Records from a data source

— Begin —

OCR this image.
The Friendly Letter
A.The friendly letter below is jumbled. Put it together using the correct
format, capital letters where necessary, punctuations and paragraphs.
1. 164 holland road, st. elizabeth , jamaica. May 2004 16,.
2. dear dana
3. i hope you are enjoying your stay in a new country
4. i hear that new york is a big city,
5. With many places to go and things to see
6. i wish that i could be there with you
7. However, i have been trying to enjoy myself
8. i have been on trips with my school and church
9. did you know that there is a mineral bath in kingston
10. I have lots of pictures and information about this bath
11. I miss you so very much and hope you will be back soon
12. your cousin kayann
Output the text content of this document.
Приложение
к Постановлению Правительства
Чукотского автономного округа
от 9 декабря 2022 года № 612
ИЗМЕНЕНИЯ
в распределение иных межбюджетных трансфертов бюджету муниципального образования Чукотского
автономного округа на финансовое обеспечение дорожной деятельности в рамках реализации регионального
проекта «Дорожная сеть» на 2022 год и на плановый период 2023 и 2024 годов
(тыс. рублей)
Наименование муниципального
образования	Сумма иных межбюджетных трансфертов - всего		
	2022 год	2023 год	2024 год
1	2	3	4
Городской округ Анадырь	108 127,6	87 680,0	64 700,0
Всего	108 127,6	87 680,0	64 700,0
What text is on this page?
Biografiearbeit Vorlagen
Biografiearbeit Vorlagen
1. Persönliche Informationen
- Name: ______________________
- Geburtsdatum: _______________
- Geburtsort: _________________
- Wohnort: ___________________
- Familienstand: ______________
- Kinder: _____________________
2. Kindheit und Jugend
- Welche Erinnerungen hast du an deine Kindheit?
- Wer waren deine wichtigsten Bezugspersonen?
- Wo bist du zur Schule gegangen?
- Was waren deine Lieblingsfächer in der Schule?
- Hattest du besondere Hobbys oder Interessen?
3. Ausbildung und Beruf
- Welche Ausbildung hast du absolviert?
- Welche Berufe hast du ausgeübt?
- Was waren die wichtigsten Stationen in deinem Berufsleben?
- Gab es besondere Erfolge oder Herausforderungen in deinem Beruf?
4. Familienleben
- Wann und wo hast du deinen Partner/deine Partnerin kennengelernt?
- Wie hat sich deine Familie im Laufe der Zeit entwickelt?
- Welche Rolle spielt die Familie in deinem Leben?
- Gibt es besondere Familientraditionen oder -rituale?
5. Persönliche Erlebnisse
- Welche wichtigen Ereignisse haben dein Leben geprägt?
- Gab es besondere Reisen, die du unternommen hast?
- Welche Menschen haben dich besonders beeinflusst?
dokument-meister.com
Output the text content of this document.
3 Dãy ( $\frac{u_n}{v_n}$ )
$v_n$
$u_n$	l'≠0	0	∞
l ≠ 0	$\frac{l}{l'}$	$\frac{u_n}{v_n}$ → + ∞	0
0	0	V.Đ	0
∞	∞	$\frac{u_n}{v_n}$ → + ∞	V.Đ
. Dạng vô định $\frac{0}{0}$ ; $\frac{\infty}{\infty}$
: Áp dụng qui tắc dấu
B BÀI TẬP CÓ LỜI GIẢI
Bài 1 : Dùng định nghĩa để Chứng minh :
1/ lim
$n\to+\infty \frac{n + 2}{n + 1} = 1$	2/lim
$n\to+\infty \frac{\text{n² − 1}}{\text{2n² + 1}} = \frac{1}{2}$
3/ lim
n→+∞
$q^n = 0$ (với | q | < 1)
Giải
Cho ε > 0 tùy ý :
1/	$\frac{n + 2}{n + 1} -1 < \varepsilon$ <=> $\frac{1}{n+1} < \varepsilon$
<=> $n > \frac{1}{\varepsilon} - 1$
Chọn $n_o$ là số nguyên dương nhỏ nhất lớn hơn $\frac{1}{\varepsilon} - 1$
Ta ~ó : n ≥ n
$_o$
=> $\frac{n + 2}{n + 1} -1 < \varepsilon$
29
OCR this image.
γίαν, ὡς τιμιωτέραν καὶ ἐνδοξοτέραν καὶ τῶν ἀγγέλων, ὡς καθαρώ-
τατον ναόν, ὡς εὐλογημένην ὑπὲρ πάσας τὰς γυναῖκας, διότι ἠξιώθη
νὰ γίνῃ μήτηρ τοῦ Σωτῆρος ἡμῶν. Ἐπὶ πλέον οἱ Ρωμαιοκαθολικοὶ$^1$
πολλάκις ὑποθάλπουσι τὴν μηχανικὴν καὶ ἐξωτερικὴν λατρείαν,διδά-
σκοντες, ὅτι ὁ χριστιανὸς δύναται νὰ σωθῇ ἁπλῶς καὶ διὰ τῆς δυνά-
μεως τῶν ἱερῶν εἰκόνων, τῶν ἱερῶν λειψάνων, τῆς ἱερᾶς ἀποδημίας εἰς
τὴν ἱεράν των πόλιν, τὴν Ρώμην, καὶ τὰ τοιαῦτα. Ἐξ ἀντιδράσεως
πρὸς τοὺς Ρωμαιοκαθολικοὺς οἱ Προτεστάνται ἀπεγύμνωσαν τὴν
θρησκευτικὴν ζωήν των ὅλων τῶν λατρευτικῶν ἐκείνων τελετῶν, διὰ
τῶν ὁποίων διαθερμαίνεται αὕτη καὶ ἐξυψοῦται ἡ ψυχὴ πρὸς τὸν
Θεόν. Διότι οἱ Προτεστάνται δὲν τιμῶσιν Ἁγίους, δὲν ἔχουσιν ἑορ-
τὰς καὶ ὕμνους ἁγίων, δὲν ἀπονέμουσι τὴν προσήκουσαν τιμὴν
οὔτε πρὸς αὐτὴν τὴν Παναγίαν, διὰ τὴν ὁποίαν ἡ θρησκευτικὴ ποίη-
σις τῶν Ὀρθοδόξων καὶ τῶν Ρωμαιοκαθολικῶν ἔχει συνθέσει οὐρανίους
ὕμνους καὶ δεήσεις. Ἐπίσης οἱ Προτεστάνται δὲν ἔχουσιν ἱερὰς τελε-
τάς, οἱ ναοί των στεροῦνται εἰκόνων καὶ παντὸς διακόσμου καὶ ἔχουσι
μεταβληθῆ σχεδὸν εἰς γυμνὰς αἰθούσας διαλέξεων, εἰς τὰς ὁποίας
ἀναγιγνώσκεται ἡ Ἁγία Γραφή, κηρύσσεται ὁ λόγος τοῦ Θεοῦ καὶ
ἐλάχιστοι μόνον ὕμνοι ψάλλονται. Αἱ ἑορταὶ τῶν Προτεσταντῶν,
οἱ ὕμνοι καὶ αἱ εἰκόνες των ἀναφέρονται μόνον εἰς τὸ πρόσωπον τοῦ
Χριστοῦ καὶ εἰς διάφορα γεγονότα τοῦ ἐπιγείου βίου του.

— End —

* _Problem requirements_
Every line above should be printed again exactly as it stands.

* _Written solution_
OCR this image.
The Friendly Letter
A.The friendly letter below is jumbled. Put it together using the correct
format, capital letters where necessary, punctuations and paragraphs.
1. 164 holland road, st. elizabeth , jamaica. May 2004 16,.
2. dear dana
3. i hope you are enjoying your stay in a new country
4. i hear that new york is a big city,
5. With many places to go and things to see
6. i wish that i could be there with you
7. However, i have been trying to enjoy myself
8. i have been on trips with my school and church
9. did you know that there is a mineral bath in kingston
10. I have lots of pictures and information about this bath
11. I miss you so very much and hope you will be back soon
12. your cousin kayann
Output the text content of this document.
Приложение
к Постановлению Правительства
Чукотского автономного округа
от 9 декабря 2022 года № 612
ИЗМЕНЕНИЯ
в распределение иных межбюджетных трансфертов бюджету муниципального образования Чукотского
автономного округа на финансовое обеспечение дорожной деятельности в рамках реализации регионального
проекта «Дорожная сеть» на 2022 год и на плановый период 2023 и 2024 годов
(тыс. рублей)
Наименование муниципального
образования	Сумма иных межбюджетных трансфертов - всего		
	2022 год	2023 год	2024 год
1	2	3	4
Городской округ Анадырь	108 127,6	87 680,0	64 700,0
Всего	108 127,6	87 680,0	64 700,0
What text is on this page?
Biografiearbeit Vorlagen
Biografiearbeit Vorlagen
1. Persönliche Informationen
- Name: ______________________
- Geburtsdatum: _______________
- Geburtsort: _________________
- Wohnort: ___________________
- Familienstand: ______________
- Kinder: _____________________
2. Kindheit und Jugend
- Welche Erinnerungen hast du an deine Kindheit?
- Wer waren deine wichtigsten Bezugspersonen?
- Wo bist du zur Schule gegangen?
- Was waren deine Lieblingsfächer in der Schule?
- Hattest du besondere Hobbys oder Interessen?
3. Ausbildung und Beruf
- Welche Ausbildung hast du absolviert?
- Welche Berufe hast du ausgeübt?
- Was waren die wichtigsten Stationen in deinem Berufsleben?
- Gab es besondere Erfolge oder Herausforderungen in deinem Beruf?
4. Familienleben
- Wann und wo hast du deinen Partner/deine Partnerin kennengelernt?
- Wie hat sich deine Familie im Laufe der Zeit entwickelt?
- Welche Rolle spielt die Familie in deinem Leben?
- Gibt es besondere Familientraditionen oder -rituale?
5. Persönliche Erlebnisse
- Welche wichtigen Ereignisse haben dein Leben geprägt?
- Gab es besondere Reisen, die du unternommen hast?
- Welche Menschen haben dich besonders beeinflusst?
dokument-meister.com
Output the text content of this document.
3 Dãy ( $\frac{u_n}{v_n}$ )
$v_n$
$u_n$	l'≠0	0	∞
l ≠ 0	$\frac{l}{l'}$	$\frac{u_n}{v_n}$ → + ∞	0
0	0	V.Đ	0
∞	∞	$\frac{u_n}{v_n}$ → + ∞	V.Đ
. Dạng vô định $\frac{0}{0}$ ; $\frac{\infty}{\infty}$
: Áp dụng qui tắc dấu
B BÀI TẬP CÓ LỜI GIẢI
Bài 1 : Dùng định nghĩa để Chứng minh :
1/ lim
$n\to+\infty \frac{n + 2}{n + 1} = 1$	2/lim
$n\to+\infty \frac{\text{n² − 1}}{\text{2n² + 1}} = \frac{1}{2}$
3/ lim
n→+∞
$q^n = 0$ (với | q | < 1)
Giải
Cho ε > 0 tùy ý :
1/	$\frac{n + 2}{n + 1} -1 < \varepsilon$ <=> $\frac{1}{n+1} < \varepsilon$
<=> $n > \frac{1}{\varepsilon} - 1$
Chọn $n_o$ là số nguyên dương nhỏ nhất lớn hơn $\frac{1}{\varepsilon} - 1$
Ta ~ó : n ≥ n
$_o$
=> $\frac{n + 2}{n + 1} -1 < \varepsilon$
29
OCR this image.
γίαν, ὡς τιμιωτέραν καὶ ἐνδοξοτέραν καὶ τῶν ἀγγέλων, ὡς καθαρώ-
τατον ναόν, ὡς εὐλογημένην ὑπὲρ πάσας τὰς γυναῖκας, διότι ἠξιώθη
νὰ γίνῃ μήτηρ τοῦ Σωτῆρος ἡμῶν. Ἐπὶ πλέον οἱ Ρωμαιοκαθολικοὶ$^1$
πολλάκις ὑποθάλπουσι τὴν μηχανικὴν καὶ ἐξωτερικὴν λατρείαν,διδά-
σκοντες, ὅτι ὁ χριστιανὸς δύναται νὰ σωθῇ ἁπλῶς καὶ διὰ τῆς δυνά-
μεως τῶν ἱερῶν εἰκόνων, τῶν ἱερῶν λειψάνων, τῆς ἱερᾶς ἀποδημίας εἰς
τὴν ἱεράν των πόλιν, τὴν Ρώμην, καὶ τὰ τοιαῦτα. Ἐξ ἀντιδράσεως
πρὸς τοὺς Ρωμαιοκαθολικοὺς οἱ Προτεστάνται ἀπεγύμνωσαν τὴν
θρησκευτικὴν ζωήν των ὅλων τῶν λατρευτικῶν ἐκείνων τελετῶν, διὰ
τῶν ὁποίων διαθερμαίνεται αὕτη καὶ ἐξυψοῦται ἡ ψυχὴ πρὸς τὸν
Θεόν. Διότι οἱ Προτεστάνται δὲν τιμῶσιν Ἁγίους, δὲν ἔχουσιν ἑορ-
τὰς καὶ ὕμνους ἁγίων, δὲν ἀπονέμουσι τὴν προσήκουσαν τιμὴν
οὔτε πρὸς αὐτὴν τὴν Παναγίαν, διὰ τὴν ὁποίαν ἡ θρησκευτικὴ ποίη-
σις τῶν Ὀρθοδόξων καὶ τῶν Ρωμαιοκαθολικῶν ἔχει συνθέσει οὐρανίους
ὕμνους καὶ δεήσεις. Ἐπίσης οἱ Προτεστάνται δὲν ἔχουσιν ἱερὰς τελε-
τάς, οἱ ναοί των στεροῦνται εἰκόνων καὶ παντὸς διακόσμου καὶ ἔχουσι
μεταβληθῆ σχεδὸν εἰς γυμνὰς αἰθούσας διαλέξεων, εἰς τὰς ὁποίας
ἀναγιγνώσκεται ἡ Ἁγία Γραφή, κηρύσσεται ὁ λόγος τοῦ Θεοῦ καὶ
ἐλάχιστοι μόνον ὕμνοι ψάλλονται. Αἱ ἑορταὶ τῶν Προτεσταντῶν,
οἱ ὕμνοι καὶ αἱ εἰκόνες των ἀναφέρονται μόνον εἰς τὸ πρόσωπον τοῦ
Χριστοῦ καὶ εἰς διάφορα γεγονότα τοῦ ἐπιγείου βίου του.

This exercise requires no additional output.